* PROBLEM
Pictures don't belong in the copy; print all the records exactly.

* EXERCISE INPUTS
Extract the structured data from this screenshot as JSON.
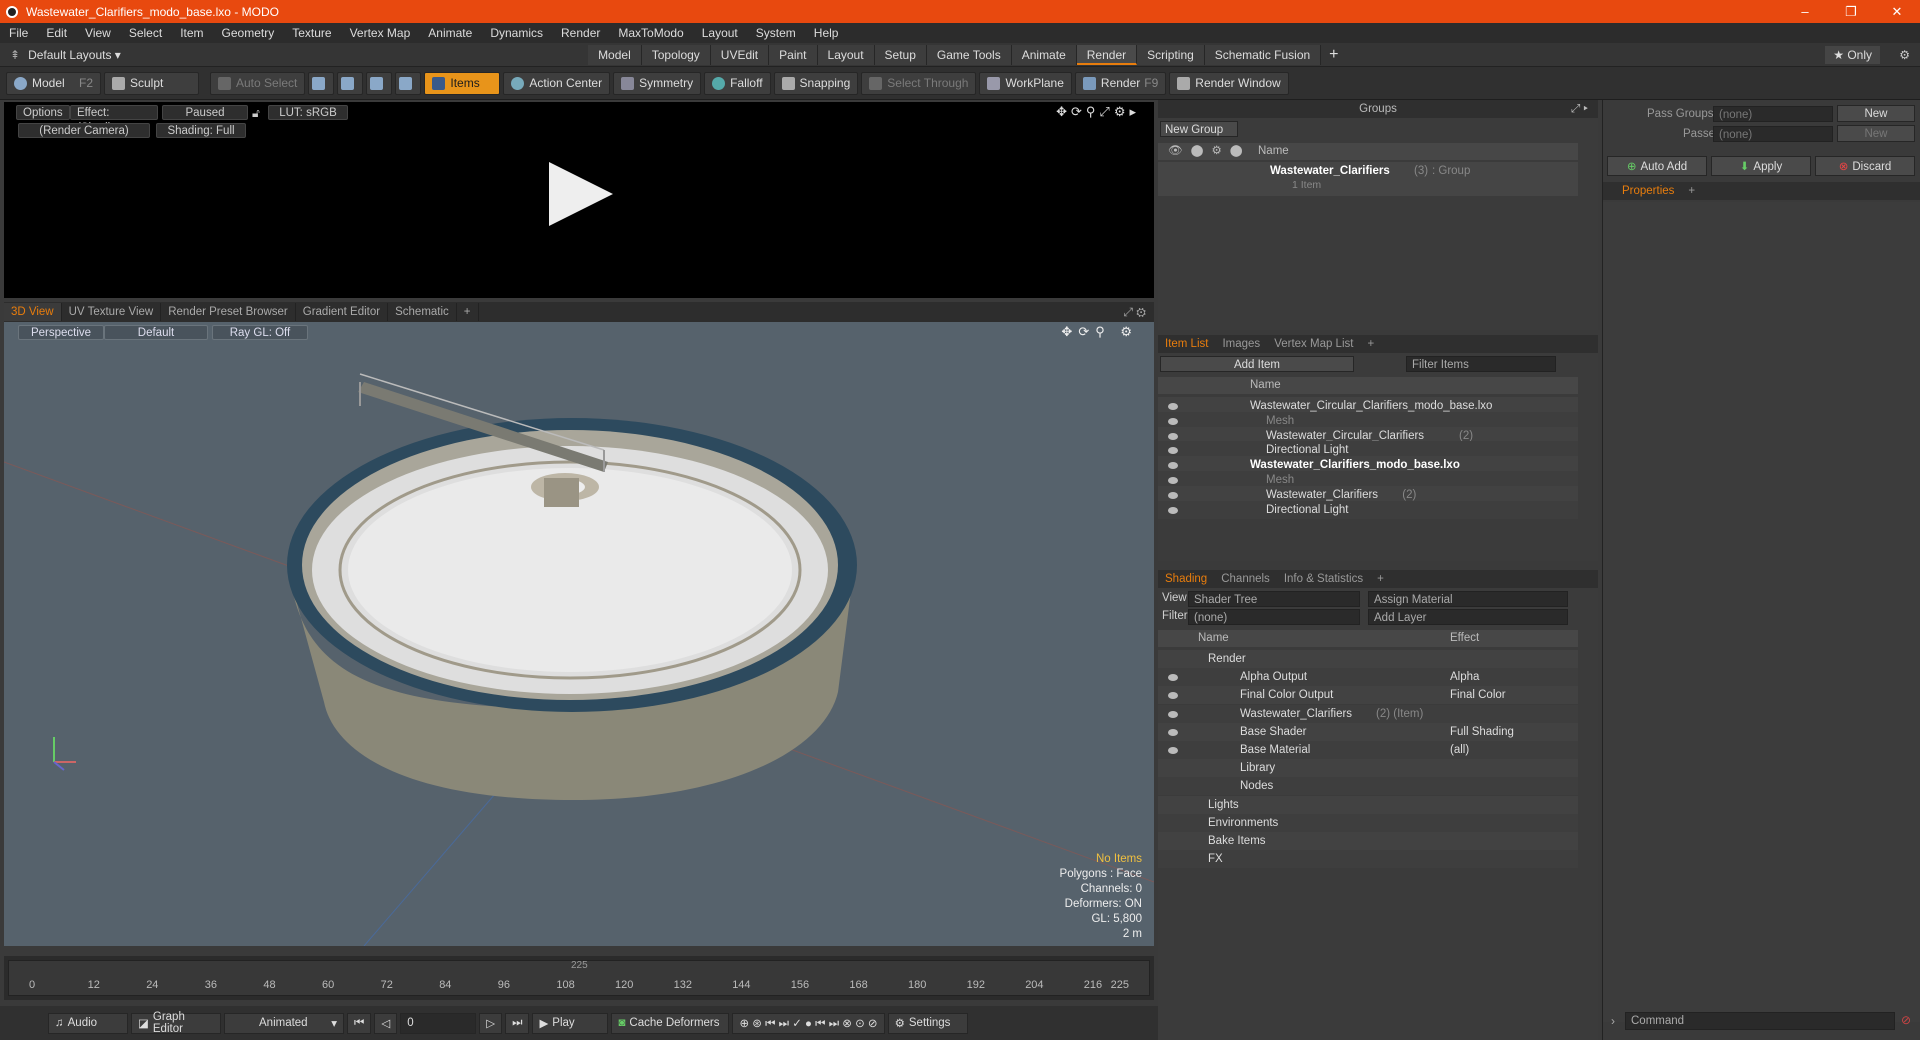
{
  "window": {
    "title": "Wastewater_Clarifiers_modo_base.lxo - MODO",
    "minimize": "–",
    "maximize": "❐",
    "close": "✕"
  },
  "menu": [
    "File",
    "Edit",
    "View",
    "Select",
    "Item",
    "Geometry",
    "Texture",
    "Vertex Map",
    "Animate",
    "Dynamics",
    "Render",
    "MaxToModo",
    "Layout",
    "System",
    "Help"
  ],
  "layouts": {
    "selector": "Default Layouts ▾",
    "tabs": [
      "Model",
      "Topology",
      "UVEdit",
      "Paint",
      "Layout",
      "Setup",
      "Game Tools",
      "Animate",
      "Render",
      "Scripting",
      "Schematic Fusion"
    ],
    "active": "Render",
    "add": "+",
    "only": "★ Only"
  },
  "toolbar": {
    "model": "Model",
    "model_key": "F2",
    "sculpt": "Sculpt",
    "auto_select": "Auto Select",
    "items": "Items",
    "action_center": "Action Center",
    "symmetry": "Symmetry",
    "falloff": "Falloff",
    "snapping": "Snapping",
    "select_through": "Select Through",
    "workplane": "WorkPlane",
    "render": "Render",
    "render_key": "F9",
    "render_window": "Render Window"
  },
  "render_view": {
    "options": "Options",
    "effect": "Effect: (Shadi...",
    "paused": "Paused",
    "lut": "LUT: sRGB",
    "camera": "(Render Camera)",
    "shading": "Shading: Full"
  },
  "view_tabs": [
    "3D View",
    "UV Texture View",
    "Render Preset Browser",
    "Gradient Editor",
    "Schematic",
    "+"
  ],
  "viewport": {
    "perspective": "Perspective",
    "default": "Default",
    "raygl": "Ray GL: Off",
    "info": {
      "no_items": "No Items",
      "polygons": "Polygons : Face",
      "channels": "Channels: 0",
      "deformers": "Deformers: ON",
      "gl": "GL: 5,800",
      "scale": "2 m"
    }
  },
  "timeline": {
    "ticks": [
      "0",
      "12",
      "24",
      "36",
      "48",
      "60",
      "72",
      "84",
      "96",
      "108",
      "120",
      "132",
      "144",
      "156",
      "168",
      "180",
      "192",
      "204",
      "216"
    ],
    "sub": "225",
    "end": "225"
  },
  "bottom": {
    "audio": "Audio",
    "graph_editor": "Graph Editor",
    "animated": "Animated",
    "frame": "0",
    "play": "Play",
    "cache": "Cache Deformers",
    "settings": "Settings"
  },
  "groups": {
    "title": "Groups",
    "new_group": "New Group",
    "col_name": "Name",
    "item": "Wastewater_Clarifiers",
    "item_count": "(3)",
    "item_type": ": Group",
    "sub": "1 Item"
  },
  "item_list": {
    "tabs": [
      "Item List",
      "Images",
      "Vertex Map List",
      "+"
    ],
    "add_item": "Add Item",
    "filter": "Filter Items",
    "col_name": "Name",
    "rows": [
      {
        "label": "Wastewater_Circular_Clarifiers_modo_base.lxo",
        "level": 0,
        "bold": false,
        "dim": false,
        "count": ""
      },
      {
        "label": "Mesh",
        "level": 1,
        "bold": false,
        "dim": true,
        "count": ""
      },
      {
        "label": "Wastewater_Circular_Clarifiers",
        "level": 1,
        "bold": false,
        "dim": false,
        "count": "(2)"
      },
      {
        "label": "Directional Light",
        "level": 1,
        "bold": false,
        "dim": false,
        "count": ""
      },
      {
        "label": "Wastewater_Clarifiers_modo_base.lxo",
        "level": 0,
        "bold": true,
        "dim": false,
        "count": ""
      },
      {
        "label": "Mesh",
        "level": 1,
        "bold": false,
        "dim": true,
        "count": ""
      },
      {
        "label": "Wastewater_Clarifiers",
        "level": 1,
        "bold": false,
        "dim": false,
        "count": "(2)"
      },
      {
        "label": "Directional Light",
        "level": 1,
        "bold": false,
        "dim": false,
        "count": ""
      }
    ]
  },
  "shading": {
    "tabs": [
      "Shading",
      "Channels",
      "Info & Statistics",
      "+"
    ],
    "view_label": "View",
    "view": "Shader Tree",
    "assign": "Assign Material",
    "filter_label": "Filter",
    "filter": "(none)",
    "add_layer": "Add Layer",
    "col_name": "Name",
    "col_effect": "Effect",
    "rows": [
      {
        "label": "Render",
        "effect": "",
        "level": 0,
        "eye": false
      },
      {
        "label": "Alpha Output",
        "effect": "Alpha",
        "level": 1,
        "eye": true
      },
      {
        "label": "Final Color Output",
        "effect": "Final Color",
        "level": 1,
        "eye": true
      },
      {
        "label": "Wastewater_Clarifiers",
        "effect": "",
        "level": 1,
        "eye": true,
        "suffix": "(2) (Item)"
      },
      {
        "label": "Base Shader",
        "effect": "Full Shading",
        "level": 1,
        "eye": true
      },
      {
        "label": "Base Material",
        "effect": "(all)",
        "level": 1,
        "eye": true
      },
      {
        "label": "Library",
        "effect": "",
        "level": 1,
        "eye": false
      },
      {
        "label": "Nodes",
        "effect": "",
        "level": 1,
        "eye": false
      },
      {
        "label": "Lights",
        "effect": "",
        "level": 0,
        "eye": false
      },
      {
        "label": "Environments",
        "effect": "",
        "level": 0,
        "eye": false
      },
      {
        "label": "Bake Items",
        "effect": "",
        "level": 0,
        "eye": false
      },
      {
        "label": "FX",
        "effect": "",
        "level": 0,
        "eye": false
      }
    ]
  },
  "right": {
    "pass_groups": "Pass Groups",
    "passes": "Passes",
    "none": "(none)",
    "new": "New",
    "auto_add": "Auto Add",
    "apply": "Apply",
    "discard": "Discard",
    "properties": "Properties",
    "plus": "+",
    "command": "Command"
  },
  "colors": {
    "accent": "#e8490f",
    "orange": "#e87d0d"
  }
}
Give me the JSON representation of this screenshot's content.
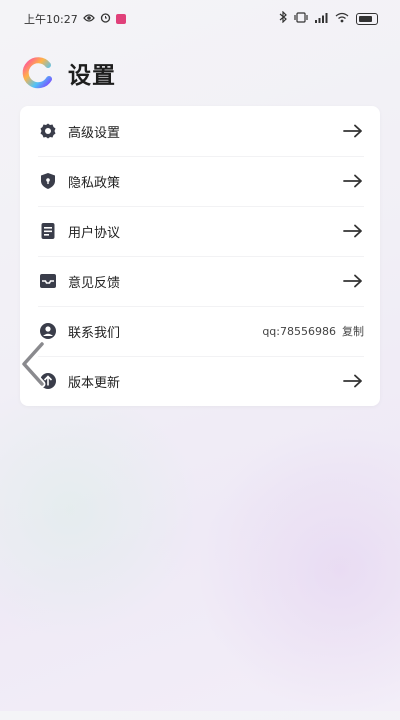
{
  "status_bar": {
    "time": "上午10:27",
    "icons_left": [
      "eye-icon",
      "alarm-icon",
      "app-notification-icon"
    ],
    "icons_right": [
      "bluetooth-icon",
      "vibrate-icon",
      "signal-icon",
      "wifi-icon",
      "battery-icon"
    ]
  },
  "header": {
    "logo": "gradient-ring-logo",
    "title": "设置"
  },
  "menu": {
    "items": [
      {
        "label": "高级设置",
        "icon": "gear-icon"
      },
      {
        "label": "隐私政策",
        "icon": "shield-icon"
      },
      {
        "label": "用户协议",
        "icon": "document-icon"
      },
      {
        "label": "意见反馈",
        "icon": "inbox-icon"
      },
      {
        "label": "联系我们",
        "icon": "contact-icon",
        "value": "qq:78556986",
        "action": "复制"
      },
      {
        "label": "版本更新",
        "icon": "update-icon"
      }
    ]
  },
  "colors": {
    "accent_logo": [
      "#ff4fa0",
      "#ffb347",
      "#4fc3f7",
      "#7c4dff"
    ],
    "text": "#222222",
    "card": "#ffffff"
  }
}
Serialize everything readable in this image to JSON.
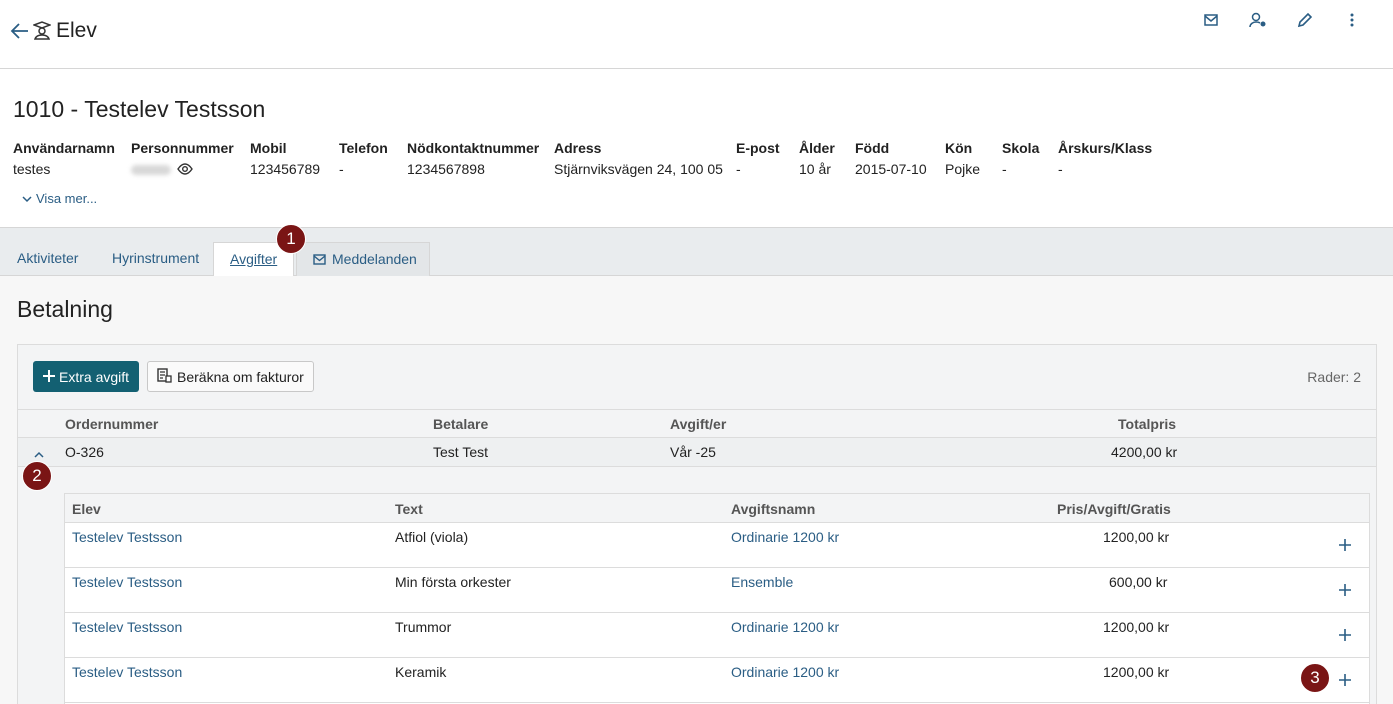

* CORRECT ANSWER
Extract the structured data from this screenshot as JSON.
{
  "window": {
    "title": "Wastewater_Clarifiers_modo_base.lxo - MODO",
    "minimize": "–",
    "maximize": "❐",
    "close": "✕"
  },
  "menu": [
    "File",
    "Edit",
    "View",
    "Select",
    "Item",
    "Geometry",
    "Texture",
    "Vertex Map",
    "Animate",
    "Dynamics",
    "Render",
    "MaxToModo",
    "Layout",
    "System",
    "Help"
  ],
  "layouts": {
    "selector": "Default Layouts ▾",
    "tabs": [
      "Model",
      "Topology",
      "UVEdit",
      "Paint",
      "Layout",
      "Setup",
      "Game Tools",
      "Animate",
      "Render",
      "Scripting",
      "Schematic Fusion"
    ],
    "active": "Render",
    "add": "+",
    "only": "★ Only"
  },
  "toolbar": {
    "model": "Model",
    "model_key": "F2",
    "sculpt": "Sculpt",
    "auto_select": "Auto Select",
    "items": "Items",
    "action_center": "Action Center",
    "symmetry": "Symmetry",
    "falloff": "Falloff",
    "snapping": "Snapping",
    "select_through": "Select Through",
    "workplane": "WorkPlane",
    "render": "Render",
    "render_key": "F9",
    "render_window": "Render Window"
  },
  "render_view": {
    "options": "Options",
    "effect": "Effect: (Shadi...",
    "paused": "Paused",
    "lut": "LUT: sRGB",
    "camera": "(Render Camera)",
    "shading": "Shading: Full"
  },
  "view_tabs": [
    "3D View",
    "UV Texture View",
    "Render Preset Browser",
    "Gradient Editor",
    "Schematic",
    "+"
  ],
  "viewport": {
    "perspective": "Perspective",
    "default": "Default",
    "raygl": "Ray GL: Off",
    "info": {
      "no_items": "No Items",
      "polygons": "Polygons : Face",
      "channels": "Channels: 0",
      "deformers": "Deformers: ON",
      "gl": "GL: 5,800",
      "scale": "2 m"
    }
  },
  "timeline": {
    "ticks": [
      "0",
      "12",
      "24",
      "36",
      "48",
      "60",
      "72",
      "84",
      "96",
      "108",
      "120",
      "132",
      "144",
      "156",
      "168",
      "180",
      "192",
      "204",
      "216"
    ],
    "sub": "225",
    "end": "225"
  },
  "bottom": {
    "audio": "Audio",
    "graph_editor": "Graph Editor",
    "animated": "Animated",
    "frame": "0",
    "play": "Play",
    "cache": "Cache Deformers",
    "settings": "Settings"
  },
  "groups": {
    "title": "Groups",
    "new_group": "New Group",
    "col_name": "Name",
    "item": "Wastewater_Clarifiers",
    "item_count": "(3)",
    "item_type": ": Group",
    "sub": "1 Item"
  },
  "item_list": {
    "tabs": [
      "Item List",
      "Images",
      "Vertex Map List",
      "+"
    ],
    "add_item": "Add Item",
    "filter": "Filter Items",
    "col_name": "Name",
    "rows": [
      {
        "label": "Wastewater_Circular_Clarifiers_modo_base.lxo",
        "level": 0,
        "bold": false,
        "dim": false,
        "count": ""
      },
      {
        "label": "Mesh",
        "level": 1,
        "bold": false,
        "dim": true,
        "count": ""
      },
      {
        "label": "Wastewater_Circular_Clarifiers",
        "level": 1,
        "bold": false,
        "dim": false,
        "count": "(2)"
      },
      {
        "label": "Directional Light",
        "level": 1,
        "bold": false,
        "dim": false,
        "count": ""
      },
      {
        "label": "Wastewater_Clarifiers_modo_base.lxo",
        "level": 0,
        "bold": true,
        "dim": false,
        "count": ""
      },
      {
        "label": "Mesh",
        "level": 1,
        "bold": false,
        "dim": true,
        "count": ""
      },
      {
        "label": "Wastewater_Clarifiers",
        "level": 1,
        "bold": false,
        "dim": false,
        "count": "(2)"
      },
      {
        "label": "Directional Light",
        "level": 1,
        "bold": false,
        "dim": false,
        "count": ""
      }
    ]
  },
  "shading": {
    "tabs": [
      "Shading",
      "Channels",
      "Info & Statistics",
      "+"
    ],
    "view_label": "View",
    "view": "Shader Tree",
    "assign": "Assign Material",
    "filter_label": "Filter",
    "filter": "(none)",
    "add_layer": "Add Layer",
    "col_name": "Name",
    "col_effect": "Effect",
    "rows": [
      {
        "label": "Render",
        "effect": "",
        "level": 0,
        "eye": false
      },
      {
        "label": "Alpha Output",
        "effect": "Alpha",
        "level": 1,
        "eye": true
      },
      {
        "label": "Final Color Output",
        "effect": "Final Color",
        "level": 1,
        "eye": true
      },
      {
        "label": "Wastewater_Clarifiers",
        "effect": "",
        "level": 1,
        "eye": true,
        "suffix": "(2) (Item)"
      },
      {
        "label": "Base Shader",
        "effect": "Full Shading",
        "level": 1,
        "eye": true
      },
      {
        "label": "Base Material",
        "effect": "(all)",
        "level": 1,
        "eye": true
      },
      {
        "label": "Library",
        "effect": "",
        "level": 1,
        "eye": false
      },
      {
        "label": "Nodes",
        "effect": "",
        "level": 1,
        "eye": false
      },
      {
        "label": "Lights",
        "effect": "",
        "level": 0,
        "eye": false
      },
      {
        "label": "Environments",
        "effect": "",
        "level": 0,
        "eye": false
      },
      {
        "label": "Bake Items",
        "effect": "",
        "level": 0,
        "eye": false
      },
      {
        "label": "FX",
        "effect": "",
        "level": 0,
        "eye": false
      }
    ]
  },
  "right": {
    "pass_groups": "Pass Groups",
    "passes": "Passes",
    "none": "(none)",
    "new": "New",
    "auto_add": "Auto Add",
    "apply": "Apply",
    "discard": "Discard",
    "properties": "Properties",
    "plus": "+",
    "command": "Command"
  },
  "colors": {
    "accent": "#e8490f",
    "orange": "#e87d0d"
  }
}
Give me the JSON representation of this screenshot's content.
{
  "status_bar": {
    "time": "上午10:27",
    "icons_left": [
      "eye-icon",
      "alarm-icon",
      "app-notification-icon"
    ],
    "icons_right": [
      "bluetooth-icon",
      "vibrate-icon",
      "signal-icon",
      "wifi-icon",
      "battery-icon"
    ]
  },
  "header": {
    "logo": "gradient-ring-logo",
    "title": "设置"
  },
  "menu": {
    "items": [
      {
        "label": "高级设置",
        "icon": "gear-icon"
      },
      {
        "label": "隐私政策",
        "icon": "shield-icon"
      },
      {
        "label": "用户协议",
        "icon": "document-icon"
      },
      {
        "label": "意见反馈",
        "icon": "inbox-icon"
      },
      {
        "label": "联系我们",
        "icon": "contact-icon",
        "value": "qq:78556986",
        "action": "复制"
      },
      {
        "label": "版本更新",
        "icon": "update-icon"
      }
    ]
  },
  "colors": {
    "accent_logo": [
      "#ff4fa0",
      "#ffb347",
      "#4fc3f7",
      "#7c4dff"
    ],
    "text": "#222222",
    "card": "#ffffff"
  }
}
Serialize everything readable in this image to JSON.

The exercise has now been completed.